— AIM —
Repeat the entire listing exactly as written.

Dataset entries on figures

:::

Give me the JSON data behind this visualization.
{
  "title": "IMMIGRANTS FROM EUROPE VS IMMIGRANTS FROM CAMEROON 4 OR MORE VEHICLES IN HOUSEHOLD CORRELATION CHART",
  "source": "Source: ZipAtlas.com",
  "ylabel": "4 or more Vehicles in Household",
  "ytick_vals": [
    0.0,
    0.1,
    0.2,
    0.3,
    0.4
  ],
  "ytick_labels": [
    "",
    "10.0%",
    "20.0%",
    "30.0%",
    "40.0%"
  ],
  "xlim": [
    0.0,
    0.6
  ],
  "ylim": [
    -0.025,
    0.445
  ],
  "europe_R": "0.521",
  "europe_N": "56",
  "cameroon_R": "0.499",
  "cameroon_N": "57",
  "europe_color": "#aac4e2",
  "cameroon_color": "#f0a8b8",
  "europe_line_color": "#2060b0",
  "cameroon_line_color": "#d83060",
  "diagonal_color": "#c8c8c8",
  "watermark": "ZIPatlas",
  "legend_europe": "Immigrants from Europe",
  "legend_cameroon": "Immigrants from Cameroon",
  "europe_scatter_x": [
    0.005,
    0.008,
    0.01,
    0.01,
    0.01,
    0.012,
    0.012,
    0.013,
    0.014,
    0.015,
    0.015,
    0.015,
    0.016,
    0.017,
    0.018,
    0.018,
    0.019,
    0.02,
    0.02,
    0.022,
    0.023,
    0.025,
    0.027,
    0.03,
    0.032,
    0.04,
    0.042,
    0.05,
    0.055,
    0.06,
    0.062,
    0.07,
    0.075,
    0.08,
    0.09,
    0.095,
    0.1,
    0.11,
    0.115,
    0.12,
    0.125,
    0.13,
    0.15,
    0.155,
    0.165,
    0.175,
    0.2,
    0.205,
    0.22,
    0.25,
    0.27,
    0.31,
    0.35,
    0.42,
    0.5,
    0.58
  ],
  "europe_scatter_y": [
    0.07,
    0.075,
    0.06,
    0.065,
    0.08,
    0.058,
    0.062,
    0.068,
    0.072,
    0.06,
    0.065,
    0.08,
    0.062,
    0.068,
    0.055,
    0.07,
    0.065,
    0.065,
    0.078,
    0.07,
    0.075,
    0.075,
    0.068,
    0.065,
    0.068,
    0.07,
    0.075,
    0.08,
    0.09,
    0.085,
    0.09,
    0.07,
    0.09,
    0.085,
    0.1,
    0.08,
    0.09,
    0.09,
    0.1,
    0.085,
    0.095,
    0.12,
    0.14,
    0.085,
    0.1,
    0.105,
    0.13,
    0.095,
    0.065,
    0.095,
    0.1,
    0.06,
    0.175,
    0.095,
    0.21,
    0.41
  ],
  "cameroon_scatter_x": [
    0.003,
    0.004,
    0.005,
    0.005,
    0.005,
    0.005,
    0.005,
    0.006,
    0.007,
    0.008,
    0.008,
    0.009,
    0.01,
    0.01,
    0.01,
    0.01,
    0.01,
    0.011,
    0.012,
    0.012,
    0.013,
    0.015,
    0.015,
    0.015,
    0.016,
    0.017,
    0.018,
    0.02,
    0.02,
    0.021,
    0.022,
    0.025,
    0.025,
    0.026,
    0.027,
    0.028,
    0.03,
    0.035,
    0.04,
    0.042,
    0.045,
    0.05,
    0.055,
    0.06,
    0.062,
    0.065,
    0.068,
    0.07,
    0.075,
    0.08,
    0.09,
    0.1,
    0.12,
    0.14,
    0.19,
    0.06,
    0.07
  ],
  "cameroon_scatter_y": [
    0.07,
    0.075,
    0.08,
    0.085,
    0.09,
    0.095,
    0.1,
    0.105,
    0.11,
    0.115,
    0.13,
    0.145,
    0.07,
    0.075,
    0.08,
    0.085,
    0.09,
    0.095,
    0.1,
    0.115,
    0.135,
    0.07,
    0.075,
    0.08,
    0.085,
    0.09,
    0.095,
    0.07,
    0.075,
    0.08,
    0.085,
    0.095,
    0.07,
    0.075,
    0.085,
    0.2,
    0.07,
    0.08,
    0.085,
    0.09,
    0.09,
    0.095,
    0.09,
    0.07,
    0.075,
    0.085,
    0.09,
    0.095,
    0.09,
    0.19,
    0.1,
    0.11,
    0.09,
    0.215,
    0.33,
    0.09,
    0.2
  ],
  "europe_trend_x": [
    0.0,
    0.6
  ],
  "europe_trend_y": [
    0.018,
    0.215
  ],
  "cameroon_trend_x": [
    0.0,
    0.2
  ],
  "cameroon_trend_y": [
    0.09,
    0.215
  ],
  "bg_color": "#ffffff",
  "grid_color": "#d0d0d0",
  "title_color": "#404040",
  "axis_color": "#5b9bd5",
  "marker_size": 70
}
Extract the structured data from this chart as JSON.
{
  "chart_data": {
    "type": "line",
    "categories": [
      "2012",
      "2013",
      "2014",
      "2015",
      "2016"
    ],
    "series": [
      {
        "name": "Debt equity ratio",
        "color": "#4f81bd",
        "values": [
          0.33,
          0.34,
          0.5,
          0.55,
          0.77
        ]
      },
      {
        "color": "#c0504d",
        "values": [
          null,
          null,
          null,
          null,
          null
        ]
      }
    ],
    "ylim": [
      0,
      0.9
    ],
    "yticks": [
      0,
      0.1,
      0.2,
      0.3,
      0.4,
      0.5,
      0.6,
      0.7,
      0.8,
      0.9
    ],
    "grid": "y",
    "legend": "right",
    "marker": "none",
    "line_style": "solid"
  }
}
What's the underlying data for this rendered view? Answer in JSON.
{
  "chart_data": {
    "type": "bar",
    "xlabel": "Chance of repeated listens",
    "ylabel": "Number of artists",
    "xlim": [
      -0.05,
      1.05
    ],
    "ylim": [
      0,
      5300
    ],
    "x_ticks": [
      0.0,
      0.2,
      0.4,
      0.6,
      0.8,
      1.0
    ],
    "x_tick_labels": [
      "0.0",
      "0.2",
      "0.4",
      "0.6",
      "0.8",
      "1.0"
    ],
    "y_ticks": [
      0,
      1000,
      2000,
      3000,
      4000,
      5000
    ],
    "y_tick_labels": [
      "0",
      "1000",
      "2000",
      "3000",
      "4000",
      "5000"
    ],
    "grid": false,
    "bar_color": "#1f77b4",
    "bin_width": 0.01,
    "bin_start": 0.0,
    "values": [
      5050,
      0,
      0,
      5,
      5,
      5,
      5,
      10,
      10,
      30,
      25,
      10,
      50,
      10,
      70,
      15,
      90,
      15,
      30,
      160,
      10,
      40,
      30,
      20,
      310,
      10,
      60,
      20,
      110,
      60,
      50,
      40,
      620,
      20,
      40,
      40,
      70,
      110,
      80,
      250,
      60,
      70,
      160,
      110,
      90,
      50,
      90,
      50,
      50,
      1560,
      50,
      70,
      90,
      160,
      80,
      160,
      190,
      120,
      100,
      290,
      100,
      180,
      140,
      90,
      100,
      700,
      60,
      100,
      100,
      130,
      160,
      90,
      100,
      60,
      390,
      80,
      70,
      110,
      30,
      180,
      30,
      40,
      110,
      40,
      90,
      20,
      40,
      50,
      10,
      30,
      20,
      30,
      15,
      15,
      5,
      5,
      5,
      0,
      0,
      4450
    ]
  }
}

:::

— FINISHED TASK —
Give me the JSON data behind this visualization.
{
  "title": "IMMIGRANTS FROM EUROPE VS IMMIGRANTS FROM CAMEROON 4 OR MORE VEHICLES IN HOUSEHOLD CORRELATION CHART",
  "source": "Source: ZipAtlas.com",
  "ylabel": "4 or more Vehicles in Household",
  "ytick_vals": [
    0.0,
    0.1,
    0.2,
    0.3,
    0.4
  ],
  "ytick_labels": [
    "",
    "10.0%",
    "20.0%",
    "30.0%",
    "40.0%"
  ],
  "xlim": [
    0.0,
    0.6
  ],
  "ylim": [
    -0.025,
    0.445
  ],
  "europe_R": "0.521",
  "europe_N": "56",
  "cameroon_R": "0.499",
  "cameroon_N": "57",
  "europe_color": "#aac4e2",
  "cameroon_color": "#f0a8b8",
  "europe_line_color": "#2060b0",
  "cameroon_line_color": "#d83060",
  "diagonal_color": "#c8c8c8",
  "watermark": "ZIPatlas",
  "legend_europe": "Immigrants from Europe",
  "legend_cameroon": "Immigrants from Cameroon",
  "europe_scatter_x": [
    0.005,
    0.008,
    0.01,
    0.01,
    0.01,
    0.012,
    0.012,
    0.013,
    0.014,
    0.015,
    0.015,
    0.015,
    0.016,
    0.017,
    0.018,
    0.018,
    0.019,
    0.02,
    0.02,
    0.022,
    0.023,
    0.025,
    0.027,
    0.03,
    0.032,
    0.04,
    0.042,
    0.05,
    0.055,
    0.06,
    0.062,
    0.07,
    0.075,
    0.08,
    0.09,
    0.095,
    0.1,
    0.11,
    0.115,
    0.12,
    0.125,
    0.13,
    0.15,
    0.155,
    0.165,
    0.175,
    0.2,
    0.205,
    0.22,
    0.25,
    0.27,
    0.31,
    0.35,
    0.42,
    0.5,
    0.58
  ],
  "europe_scatter_y": [
    0.07,
    0.075,
    0.06,
    0.065,
    0.08,
    0.058,
    0.062,
    0.068,
    0.072,
    0.06,
    0.065,
    0.08,
    0.062,
    0.068,
    0.055,
    0.07,
    0.065,
    0.065,
    0.078,
    0.07,
    0.075,
    0.075,
    0.068,
    0.065,
    0.068,
    0.07,
    0.075,
    0.08,
    0.09,
    0.085,
    0.09,
    0.07,
    0.09,
    0.085,
    0.1,
    0.08,
    0.09,
    0.09,
    0.1,
    0.085,
    0.095,
    0.12,
    0.14,
    0.085,
    0.1,
    0.105,
    0.13,
    0.095,
    0.065,
    0.095,
    0.1,
    0.06,
    0.175,
    0.095,
    0.21,
    0.41
  ],
  "cameroon_scatter_x": [
    0.003,
    0.004,
    0.005,
    0.005,
    0.005,
    0.005,
    0.005,
    0.006,
    0.007,
    0.008,
    0.008,
    0.009,
    0.01,
    0.01,
    0.01,
    0.01,
    0.01,
    0.011,
    0.012,
    0.012,
    0.013,
    0.015,
    0.015,
    0.015,
    0.016,
    0.017,
    0.018,
    0.02,
    0.02,
    0.021,
    0.022,
    0.025,
    0.025,
    0.026,
    0.027,
    0.028,
    0.03,
    0.035,
    0.04,
    0.042,
    0.045,
    0.05,
    0.055,
    0.06,
    0.062,
    0.065,
    0.068,
    0.07,
    0.075,
    0.08,
    0.09,
    0.1,
    0.12,
    0.14,
    0.19,
    0.06,
    0.07
  ],
  "cameroon_scatter_y": [
    0.07,
    0.075,
    0.08,
    0.085,
    0.09,
    0.095,
    0.1,
    0.105,
    0.11,
    0.115,
    0.13,
    0.145,
    0.07,
    0.075,
    0.08,
    0.085,
    0.09,
    0.095,
    0.1,
    0.115,
    0.135,
    0.07,
    0.075,
    0.08,
    0.085,
    0.09,
    0.095,
    0.07,
    0.075,
    0.08,
    0.085,
    0.095,
    0.07,
    0.075,
    0.085,
    0.2,
    0.07,
    0.08,
    0.085,
    0.09,
    0.09,
    0.095,
    0.09,
    0.07,
    0.075,
    0.085,
    0.09,
    0.095,
    0.09,
    0.19,
    0.1,
    0.11,
    0.09,
    0.215,
    0.33,
    0.09,
    0.2
  ],
  "europe_trend_x": [
    0.0,
    0.6
  ],
  "europe_trend_y": [
    0.018,
    0.215
  ],
  "cameroon_trend_x": [
    0.0,
    0.2
  ],
  "cameroon_trend_y": [
    0.09,
    0.215
  ],
  "bg_color": "#ffffff",
  "grid_color": "#d0d0d0",
  "title_color": "#404040",
  "axis_color": "#5b9bd5",
  "marker_size": 70
}
Extract the structured data from this chart as JSON.
{
  "chart_data": {
    "type": "line",
    "categories": [
      "2012",
      "2013",
      "2014",
      "2015",
      "2016"
    ],
    "series": [
      {
        "name": "Debt equity ratio",
        "color": "#4f81bd",
        "values": [
          0.33,
          0.34,
          0.5,
          0.55,
          0.77
        ]
      },
      {
        "color": "#c0504d",
        "values": [
          null,
          null,
          null,
          null,
          null
        ]
      }
    ],
    "ylim": [
      0,
      0.9
    ],
    "yticks": [
      0,
      0.1,
      0.2,
      0.3,
      0.4,
      0.5,
      0.6,
      0.7,
      0.8,
      0.9
    ],
    "grid": "y",
    "legend": "right",
    "marker": "none",
    "line_style": "solid"
  }
}
What's the underlying data for this rendered view? Answer in JSON.
{
  "chart_data": {
    "type": "bar",
    "xlabel": "Chance of repeated listens",
    "ylabel": "Number of artists",
    "xlim": [
      -0.05,
      1.05
    ],
    "ylim": [
      0,
      5300
    ],
    "x_ticks": [
      0.0,
      0.2,
      0.4,
      0.6,
      0.8,
      1.0
    ],
    "x_tick_labels": [
      "0.0",
      "0.2",
      "0.4",
      "0.6",
      "0.8",
      "1.0"
    ],
    "y_ticks": [
      0,
      1000,
      2000,
      3000,
      4000,
      5000
    ],
    "y_tick_labels": [
      "0",
      "1000",
      "2000",
      "3000",
      "4000",
      "5000"
    ],
    "grid": false,
    "bar_color": "#1f77b4",
    "bin_width": 0.01,
    "bin_start": 0.0,
    "values": [
      5050,
      0,
      0,
      5,
      5,
      5,
      5,
      10,
      10,
      30,
      25,
      10,
      50,
      10,
      70,
      15,
      90,
      15,
      30,
      160,
      10,
      40,
      30,
      20,
      310,
      10,
      60,
      20,
      110,
      60,
      50,
      40,
      620,
      20,
      40,
      40,
      70,
      110,
      80,
      250,
      60,
      70,
      160,
      110,
      90,
      50,
      90,
      50,
      50,
      1560,
      50,
      70,
      90,
      160,
      80,
      160,
      190,
      120,
      100,
      290,
      100,
      180,
      140,
      90,
      100,
      700,
      60,
      100,
      100,
      130,
      160,
      90,
      100,
      60,
      390,
      80,
      70,
      110,
      30,
      180,
      30,
      40,
      110,
      40,
      90,
      20,
      40,
      50,
      10,
      30,
      20,
      30,
      15,
      15,
      5,
      5,
      5,
      0,
      0,
      4450
    ]
  }
}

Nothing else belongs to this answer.